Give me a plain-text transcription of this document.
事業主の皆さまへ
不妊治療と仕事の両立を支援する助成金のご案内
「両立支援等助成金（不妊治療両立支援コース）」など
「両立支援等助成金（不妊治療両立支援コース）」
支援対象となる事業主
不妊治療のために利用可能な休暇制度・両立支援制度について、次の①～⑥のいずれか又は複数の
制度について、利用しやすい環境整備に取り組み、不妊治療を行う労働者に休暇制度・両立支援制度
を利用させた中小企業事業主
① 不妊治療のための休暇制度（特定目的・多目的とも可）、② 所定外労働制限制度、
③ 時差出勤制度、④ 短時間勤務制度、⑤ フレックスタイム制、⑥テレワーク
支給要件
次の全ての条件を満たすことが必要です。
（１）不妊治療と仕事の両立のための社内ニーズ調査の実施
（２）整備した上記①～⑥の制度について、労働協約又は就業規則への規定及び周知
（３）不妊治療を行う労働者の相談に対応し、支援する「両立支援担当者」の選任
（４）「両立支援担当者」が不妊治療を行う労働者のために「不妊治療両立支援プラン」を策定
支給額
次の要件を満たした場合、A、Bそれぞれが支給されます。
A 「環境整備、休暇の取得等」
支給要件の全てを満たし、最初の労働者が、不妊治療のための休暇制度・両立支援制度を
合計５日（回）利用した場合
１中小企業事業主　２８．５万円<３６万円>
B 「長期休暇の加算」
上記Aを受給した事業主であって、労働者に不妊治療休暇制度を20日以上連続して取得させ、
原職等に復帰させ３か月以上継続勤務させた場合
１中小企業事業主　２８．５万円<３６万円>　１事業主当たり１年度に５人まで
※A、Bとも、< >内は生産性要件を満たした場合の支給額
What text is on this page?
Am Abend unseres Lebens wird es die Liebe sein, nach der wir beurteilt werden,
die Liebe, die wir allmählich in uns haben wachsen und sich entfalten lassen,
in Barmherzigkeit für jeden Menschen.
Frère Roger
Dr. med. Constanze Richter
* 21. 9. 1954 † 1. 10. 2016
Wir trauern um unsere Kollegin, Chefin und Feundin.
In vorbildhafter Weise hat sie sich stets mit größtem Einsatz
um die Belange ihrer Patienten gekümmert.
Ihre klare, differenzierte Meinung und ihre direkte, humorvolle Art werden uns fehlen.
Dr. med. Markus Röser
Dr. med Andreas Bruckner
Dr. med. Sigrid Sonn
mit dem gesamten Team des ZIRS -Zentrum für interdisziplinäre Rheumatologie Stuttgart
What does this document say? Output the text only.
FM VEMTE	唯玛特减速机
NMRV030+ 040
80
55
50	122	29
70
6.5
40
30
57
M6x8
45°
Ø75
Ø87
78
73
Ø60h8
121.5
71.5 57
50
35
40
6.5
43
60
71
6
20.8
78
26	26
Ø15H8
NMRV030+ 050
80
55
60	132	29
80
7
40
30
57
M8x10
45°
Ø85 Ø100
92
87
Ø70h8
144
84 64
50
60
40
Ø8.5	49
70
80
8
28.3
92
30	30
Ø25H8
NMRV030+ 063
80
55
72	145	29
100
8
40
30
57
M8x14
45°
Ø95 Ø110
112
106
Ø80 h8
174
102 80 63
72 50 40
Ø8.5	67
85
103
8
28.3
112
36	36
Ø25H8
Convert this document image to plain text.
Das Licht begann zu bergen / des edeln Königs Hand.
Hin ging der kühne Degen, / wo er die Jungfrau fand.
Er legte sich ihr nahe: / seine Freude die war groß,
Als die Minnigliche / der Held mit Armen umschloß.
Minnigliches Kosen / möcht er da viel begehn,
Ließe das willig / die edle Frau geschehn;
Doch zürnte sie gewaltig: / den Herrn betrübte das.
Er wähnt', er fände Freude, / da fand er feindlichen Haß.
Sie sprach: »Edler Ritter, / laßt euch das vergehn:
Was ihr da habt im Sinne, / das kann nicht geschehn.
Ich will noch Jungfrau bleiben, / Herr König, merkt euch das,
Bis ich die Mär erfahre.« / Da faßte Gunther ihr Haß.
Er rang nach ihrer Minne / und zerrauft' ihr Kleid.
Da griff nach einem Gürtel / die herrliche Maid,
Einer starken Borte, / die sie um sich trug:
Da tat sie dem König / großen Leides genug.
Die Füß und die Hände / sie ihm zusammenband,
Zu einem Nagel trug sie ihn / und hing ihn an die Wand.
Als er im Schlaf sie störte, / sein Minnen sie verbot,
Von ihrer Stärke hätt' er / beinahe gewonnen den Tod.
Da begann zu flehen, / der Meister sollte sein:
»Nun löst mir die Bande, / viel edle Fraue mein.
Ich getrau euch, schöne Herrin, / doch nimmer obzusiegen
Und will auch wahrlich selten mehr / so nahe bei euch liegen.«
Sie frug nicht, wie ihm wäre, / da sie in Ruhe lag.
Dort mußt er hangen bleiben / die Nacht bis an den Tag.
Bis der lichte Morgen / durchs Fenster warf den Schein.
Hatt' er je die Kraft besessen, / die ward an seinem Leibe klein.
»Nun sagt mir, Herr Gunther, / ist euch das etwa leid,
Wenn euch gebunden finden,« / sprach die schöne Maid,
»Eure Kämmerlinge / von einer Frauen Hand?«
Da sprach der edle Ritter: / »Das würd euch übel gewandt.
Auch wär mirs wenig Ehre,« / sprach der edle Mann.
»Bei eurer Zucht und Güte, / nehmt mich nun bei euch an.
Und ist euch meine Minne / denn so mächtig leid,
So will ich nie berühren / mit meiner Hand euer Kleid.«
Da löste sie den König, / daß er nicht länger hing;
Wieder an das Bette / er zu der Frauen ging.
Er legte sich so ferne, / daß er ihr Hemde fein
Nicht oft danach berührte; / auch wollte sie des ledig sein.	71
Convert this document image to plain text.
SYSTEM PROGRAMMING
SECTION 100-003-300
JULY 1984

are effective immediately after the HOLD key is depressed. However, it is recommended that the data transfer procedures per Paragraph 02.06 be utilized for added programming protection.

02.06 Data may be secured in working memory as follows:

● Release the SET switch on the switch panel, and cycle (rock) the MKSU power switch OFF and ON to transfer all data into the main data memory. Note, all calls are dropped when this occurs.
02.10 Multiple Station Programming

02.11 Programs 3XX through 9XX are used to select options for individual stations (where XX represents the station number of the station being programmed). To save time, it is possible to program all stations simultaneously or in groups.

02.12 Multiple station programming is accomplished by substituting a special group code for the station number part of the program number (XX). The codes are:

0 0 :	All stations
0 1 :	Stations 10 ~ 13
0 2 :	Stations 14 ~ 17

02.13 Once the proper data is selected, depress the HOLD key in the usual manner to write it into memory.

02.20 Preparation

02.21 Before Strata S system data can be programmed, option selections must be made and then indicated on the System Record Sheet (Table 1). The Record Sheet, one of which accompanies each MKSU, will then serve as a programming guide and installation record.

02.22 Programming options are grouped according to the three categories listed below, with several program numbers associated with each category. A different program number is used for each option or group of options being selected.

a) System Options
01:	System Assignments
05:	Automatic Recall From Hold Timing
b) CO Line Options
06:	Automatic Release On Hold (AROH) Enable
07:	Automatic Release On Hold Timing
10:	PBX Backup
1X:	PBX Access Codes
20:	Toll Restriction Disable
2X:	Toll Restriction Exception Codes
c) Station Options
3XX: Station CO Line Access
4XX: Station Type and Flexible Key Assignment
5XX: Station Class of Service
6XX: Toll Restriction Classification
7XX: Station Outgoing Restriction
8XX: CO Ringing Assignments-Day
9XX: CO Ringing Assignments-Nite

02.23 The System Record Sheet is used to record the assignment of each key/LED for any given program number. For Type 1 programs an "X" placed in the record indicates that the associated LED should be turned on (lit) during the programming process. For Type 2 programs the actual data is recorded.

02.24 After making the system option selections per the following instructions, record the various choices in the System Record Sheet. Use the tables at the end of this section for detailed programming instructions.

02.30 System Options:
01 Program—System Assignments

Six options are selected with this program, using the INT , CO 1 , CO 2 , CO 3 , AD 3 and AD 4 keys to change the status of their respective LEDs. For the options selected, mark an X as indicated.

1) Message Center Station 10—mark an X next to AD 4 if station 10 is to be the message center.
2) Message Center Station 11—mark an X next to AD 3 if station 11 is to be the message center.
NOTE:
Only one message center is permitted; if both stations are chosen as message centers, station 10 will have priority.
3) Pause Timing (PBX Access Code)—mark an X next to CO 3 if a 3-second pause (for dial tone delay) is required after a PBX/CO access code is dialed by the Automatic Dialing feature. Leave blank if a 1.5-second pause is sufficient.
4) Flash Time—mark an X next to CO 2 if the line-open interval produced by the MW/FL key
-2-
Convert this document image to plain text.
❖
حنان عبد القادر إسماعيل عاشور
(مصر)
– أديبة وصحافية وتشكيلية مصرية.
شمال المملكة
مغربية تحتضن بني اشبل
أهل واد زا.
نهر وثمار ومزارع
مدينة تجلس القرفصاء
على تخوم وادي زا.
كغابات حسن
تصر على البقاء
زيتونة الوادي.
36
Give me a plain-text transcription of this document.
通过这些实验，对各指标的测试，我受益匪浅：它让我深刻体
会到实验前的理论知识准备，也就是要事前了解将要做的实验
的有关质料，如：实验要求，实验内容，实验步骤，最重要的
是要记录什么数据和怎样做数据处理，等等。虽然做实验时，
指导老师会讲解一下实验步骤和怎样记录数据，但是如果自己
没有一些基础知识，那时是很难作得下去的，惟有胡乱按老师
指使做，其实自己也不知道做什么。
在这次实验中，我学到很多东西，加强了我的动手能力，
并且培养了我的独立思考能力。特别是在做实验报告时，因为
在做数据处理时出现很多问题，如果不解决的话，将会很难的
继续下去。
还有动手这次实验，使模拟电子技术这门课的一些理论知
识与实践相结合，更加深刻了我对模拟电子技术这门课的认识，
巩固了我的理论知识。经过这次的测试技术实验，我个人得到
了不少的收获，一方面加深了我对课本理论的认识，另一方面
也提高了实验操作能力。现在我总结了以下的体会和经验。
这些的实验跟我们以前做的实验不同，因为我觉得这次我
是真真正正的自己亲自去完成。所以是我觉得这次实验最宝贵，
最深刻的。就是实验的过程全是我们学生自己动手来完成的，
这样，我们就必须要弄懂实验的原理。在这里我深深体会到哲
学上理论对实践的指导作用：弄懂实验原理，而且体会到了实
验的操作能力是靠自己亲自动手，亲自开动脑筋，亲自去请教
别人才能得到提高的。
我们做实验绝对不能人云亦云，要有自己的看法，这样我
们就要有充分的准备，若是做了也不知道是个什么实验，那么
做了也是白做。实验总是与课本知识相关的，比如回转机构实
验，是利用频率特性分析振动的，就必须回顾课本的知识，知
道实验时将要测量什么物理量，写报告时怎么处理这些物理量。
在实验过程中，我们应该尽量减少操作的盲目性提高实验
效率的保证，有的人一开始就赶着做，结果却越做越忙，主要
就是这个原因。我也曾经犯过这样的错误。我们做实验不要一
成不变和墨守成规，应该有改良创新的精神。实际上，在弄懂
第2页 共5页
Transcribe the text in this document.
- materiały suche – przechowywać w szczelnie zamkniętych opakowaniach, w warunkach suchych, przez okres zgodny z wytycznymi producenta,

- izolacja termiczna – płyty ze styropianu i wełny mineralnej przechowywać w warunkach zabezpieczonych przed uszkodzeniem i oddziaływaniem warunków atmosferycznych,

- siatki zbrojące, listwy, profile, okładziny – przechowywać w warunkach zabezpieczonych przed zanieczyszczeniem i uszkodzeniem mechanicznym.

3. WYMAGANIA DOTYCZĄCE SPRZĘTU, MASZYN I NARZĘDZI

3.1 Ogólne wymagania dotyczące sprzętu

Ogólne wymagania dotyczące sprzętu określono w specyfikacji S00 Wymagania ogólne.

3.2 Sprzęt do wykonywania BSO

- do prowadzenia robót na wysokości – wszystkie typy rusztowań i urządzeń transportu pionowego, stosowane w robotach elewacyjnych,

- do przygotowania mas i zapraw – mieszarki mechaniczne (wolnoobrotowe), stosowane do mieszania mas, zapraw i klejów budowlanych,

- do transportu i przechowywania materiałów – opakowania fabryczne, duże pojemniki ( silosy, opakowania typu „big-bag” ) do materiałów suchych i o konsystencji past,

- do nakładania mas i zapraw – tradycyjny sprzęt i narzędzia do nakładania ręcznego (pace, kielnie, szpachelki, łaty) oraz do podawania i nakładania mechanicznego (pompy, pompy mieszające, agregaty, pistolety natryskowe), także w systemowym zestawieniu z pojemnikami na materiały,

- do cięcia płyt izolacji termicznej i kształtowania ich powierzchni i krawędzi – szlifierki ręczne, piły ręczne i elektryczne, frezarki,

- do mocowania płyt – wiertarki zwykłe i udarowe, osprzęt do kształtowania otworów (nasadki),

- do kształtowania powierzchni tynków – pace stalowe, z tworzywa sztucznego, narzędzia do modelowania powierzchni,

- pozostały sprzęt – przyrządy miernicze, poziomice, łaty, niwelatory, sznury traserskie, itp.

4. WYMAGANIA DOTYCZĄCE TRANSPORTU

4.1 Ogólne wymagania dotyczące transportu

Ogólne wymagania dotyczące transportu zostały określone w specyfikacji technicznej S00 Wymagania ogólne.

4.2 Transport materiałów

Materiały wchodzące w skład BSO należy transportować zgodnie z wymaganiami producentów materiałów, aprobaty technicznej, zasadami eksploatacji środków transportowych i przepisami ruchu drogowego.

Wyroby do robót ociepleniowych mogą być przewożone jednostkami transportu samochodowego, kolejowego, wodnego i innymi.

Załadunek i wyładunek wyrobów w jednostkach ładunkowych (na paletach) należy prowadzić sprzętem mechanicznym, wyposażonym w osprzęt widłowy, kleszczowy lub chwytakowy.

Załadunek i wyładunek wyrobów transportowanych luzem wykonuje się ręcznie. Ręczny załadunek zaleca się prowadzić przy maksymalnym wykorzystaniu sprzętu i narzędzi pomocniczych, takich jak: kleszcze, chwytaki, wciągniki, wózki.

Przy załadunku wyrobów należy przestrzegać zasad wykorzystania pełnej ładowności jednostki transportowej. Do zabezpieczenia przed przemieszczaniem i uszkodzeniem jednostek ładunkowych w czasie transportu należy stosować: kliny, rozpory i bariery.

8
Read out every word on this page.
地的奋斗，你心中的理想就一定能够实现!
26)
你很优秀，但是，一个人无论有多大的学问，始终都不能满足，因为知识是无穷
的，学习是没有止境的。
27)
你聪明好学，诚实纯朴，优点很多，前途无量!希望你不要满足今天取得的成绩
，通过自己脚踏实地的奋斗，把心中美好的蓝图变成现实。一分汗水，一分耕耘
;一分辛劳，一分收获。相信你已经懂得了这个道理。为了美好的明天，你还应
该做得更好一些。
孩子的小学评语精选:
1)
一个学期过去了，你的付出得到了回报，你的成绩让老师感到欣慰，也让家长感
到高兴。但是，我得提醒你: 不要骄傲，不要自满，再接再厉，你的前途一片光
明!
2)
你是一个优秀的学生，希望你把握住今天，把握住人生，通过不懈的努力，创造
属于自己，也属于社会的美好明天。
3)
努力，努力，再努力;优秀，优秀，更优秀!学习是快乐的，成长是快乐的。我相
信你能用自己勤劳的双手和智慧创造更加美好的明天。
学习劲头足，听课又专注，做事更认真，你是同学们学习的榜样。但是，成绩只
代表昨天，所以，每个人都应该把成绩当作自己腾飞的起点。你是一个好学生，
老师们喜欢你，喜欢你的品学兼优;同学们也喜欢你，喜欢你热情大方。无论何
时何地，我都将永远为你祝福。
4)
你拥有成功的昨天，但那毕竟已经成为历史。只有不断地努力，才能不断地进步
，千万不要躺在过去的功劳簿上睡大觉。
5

= = = =

▸ Task statement: Go over the records above line by line and count those holding the word "Type". Reply only with the number.

▸ Result of this exercise: 2